Transcript entries for document pages
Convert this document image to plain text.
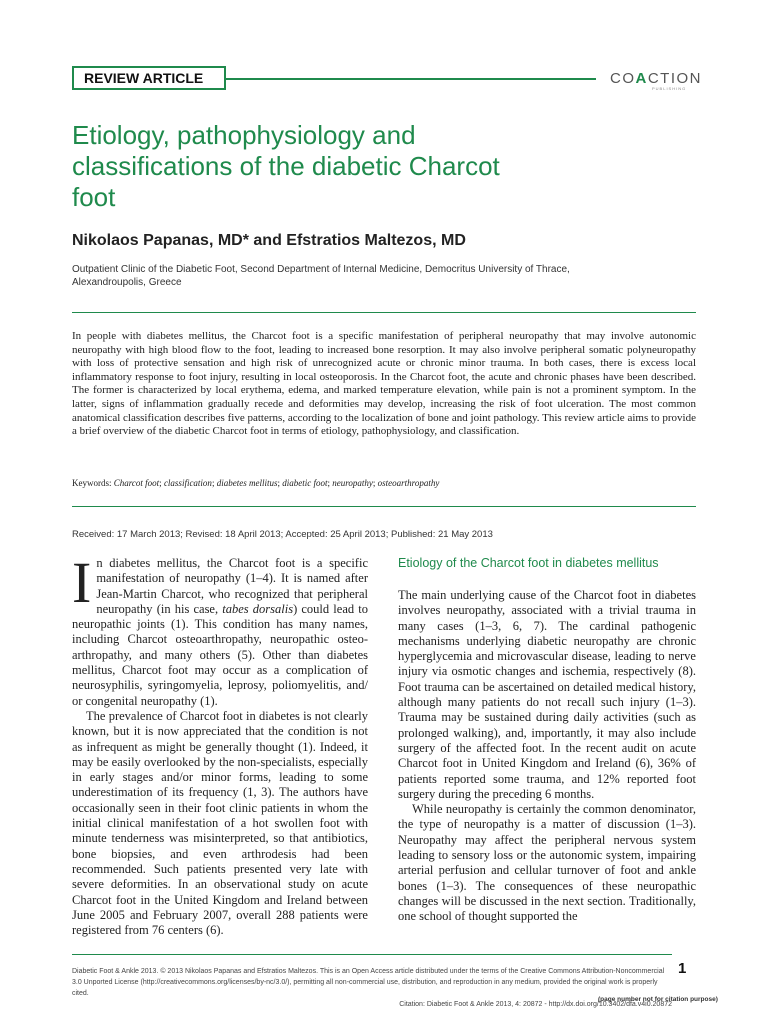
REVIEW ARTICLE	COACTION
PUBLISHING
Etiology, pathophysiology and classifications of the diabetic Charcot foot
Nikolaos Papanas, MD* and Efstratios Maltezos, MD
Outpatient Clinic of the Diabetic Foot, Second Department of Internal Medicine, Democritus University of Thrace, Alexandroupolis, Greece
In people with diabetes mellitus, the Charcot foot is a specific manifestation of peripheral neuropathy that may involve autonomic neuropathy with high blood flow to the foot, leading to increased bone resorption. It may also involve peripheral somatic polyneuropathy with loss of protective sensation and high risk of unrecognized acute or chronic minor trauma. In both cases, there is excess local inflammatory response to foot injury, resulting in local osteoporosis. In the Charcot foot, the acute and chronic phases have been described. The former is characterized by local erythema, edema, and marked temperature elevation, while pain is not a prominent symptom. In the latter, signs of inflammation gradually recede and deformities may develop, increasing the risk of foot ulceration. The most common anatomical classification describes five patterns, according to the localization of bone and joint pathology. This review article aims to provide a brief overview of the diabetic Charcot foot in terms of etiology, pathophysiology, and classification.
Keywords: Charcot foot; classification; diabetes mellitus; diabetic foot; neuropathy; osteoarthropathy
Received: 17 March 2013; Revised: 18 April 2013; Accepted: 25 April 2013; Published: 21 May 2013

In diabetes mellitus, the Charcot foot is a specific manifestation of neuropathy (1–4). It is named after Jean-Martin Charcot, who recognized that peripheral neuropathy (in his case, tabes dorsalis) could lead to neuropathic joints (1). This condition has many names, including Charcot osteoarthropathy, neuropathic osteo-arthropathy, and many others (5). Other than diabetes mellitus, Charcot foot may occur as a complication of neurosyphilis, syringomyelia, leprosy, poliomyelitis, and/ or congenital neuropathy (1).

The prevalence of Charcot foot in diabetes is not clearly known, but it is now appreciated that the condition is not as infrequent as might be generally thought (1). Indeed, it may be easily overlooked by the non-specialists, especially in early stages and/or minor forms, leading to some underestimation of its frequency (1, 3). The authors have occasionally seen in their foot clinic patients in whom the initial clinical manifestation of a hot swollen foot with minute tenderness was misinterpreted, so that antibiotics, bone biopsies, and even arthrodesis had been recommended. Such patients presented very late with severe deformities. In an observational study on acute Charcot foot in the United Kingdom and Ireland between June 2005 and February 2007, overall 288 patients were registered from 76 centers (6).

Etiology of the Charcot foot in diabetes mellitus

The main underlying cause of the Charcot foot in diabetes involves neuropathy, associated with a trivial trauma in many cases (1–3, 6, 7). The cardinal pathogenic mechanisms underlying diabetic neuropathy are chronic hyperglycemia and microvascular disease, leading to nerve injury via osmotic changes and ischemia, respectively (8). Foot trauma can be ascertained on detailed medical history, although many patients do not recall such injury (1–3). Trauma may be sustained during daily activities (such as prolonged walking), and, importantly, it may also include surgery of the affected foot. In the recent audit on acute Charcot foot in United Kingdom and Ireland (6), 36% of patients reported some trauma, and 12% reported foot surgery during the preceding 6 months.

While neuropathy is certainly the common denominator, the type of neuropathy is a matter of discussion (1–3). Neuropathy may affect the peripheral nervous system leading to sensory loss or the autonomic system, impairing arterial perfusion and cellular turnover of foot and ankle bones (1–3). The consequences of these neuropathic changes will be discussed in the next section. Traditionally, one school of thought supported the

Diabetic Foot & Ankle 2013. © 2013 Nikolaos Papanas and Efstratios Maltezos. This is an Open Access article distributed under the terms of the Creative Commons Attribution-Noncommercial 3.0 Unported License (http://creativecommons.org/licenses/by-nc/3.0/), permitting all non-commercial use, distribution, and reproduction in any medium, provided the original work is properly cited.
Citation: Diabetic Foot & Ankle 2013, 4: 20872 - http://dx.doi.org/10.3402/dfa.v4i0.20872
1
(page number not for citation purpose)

▸ Task objective
Working through the data above, find every line holding "also" and copy it.

▸ Task response
In people with diabetes mellitus, the Charcot foot is a specific manifestation of peripheral neuropathy that may involve autonomic neuropathy with high blood flow to the foot, leading to increased bone resorption. It may also involve peripheral somatic polyneuropathy with loss of protective sensation and high risk of unrecognized acute or chronic minor trauma. In both cases, there is excess local inflammatory response to foot injury, resulting in local osteoporosis. In the Charcot foot, the acute and chronic phases have been described. The former is characterized by local erythema, edema, and marked temperature elevation, while pain is not a prominent symptom. In the latter, signs of inflammation gradually recede and deformities may develop, increasing the risk of foot ulceration. The most common anatomical classification describes five patterns, according to the localization of bone and joint pathology. This review article aims to provide a brief overview of the diabetic Charcot foot in terms of etiology, pathophysiology, and classification.
The main underlying cause of the Charcot foot in diabetes involves neuropathy, associated with a trivial trauma in many cases (1–3, 6, 7). The cardinal pathogenic mechanisms underlying diabetic neuropathy are chronic hyperglycemia and microvascular disease, leading to nerve injury via osmotic changes and ischemia, respectively (8). Foot trauma can be ascertained on detailed medical history, although many patients do not recall such injury (1–3). Trauma may be sustained during daily activities (such as prolonged walking), and, importantly, it may also include surgery of the affected foot. In the recent audit on acute Charcot foot in United Kingdom and Ireland (6), 36% of patients reported some trauma, and 12% reported foot surgery during the preceding 6 months.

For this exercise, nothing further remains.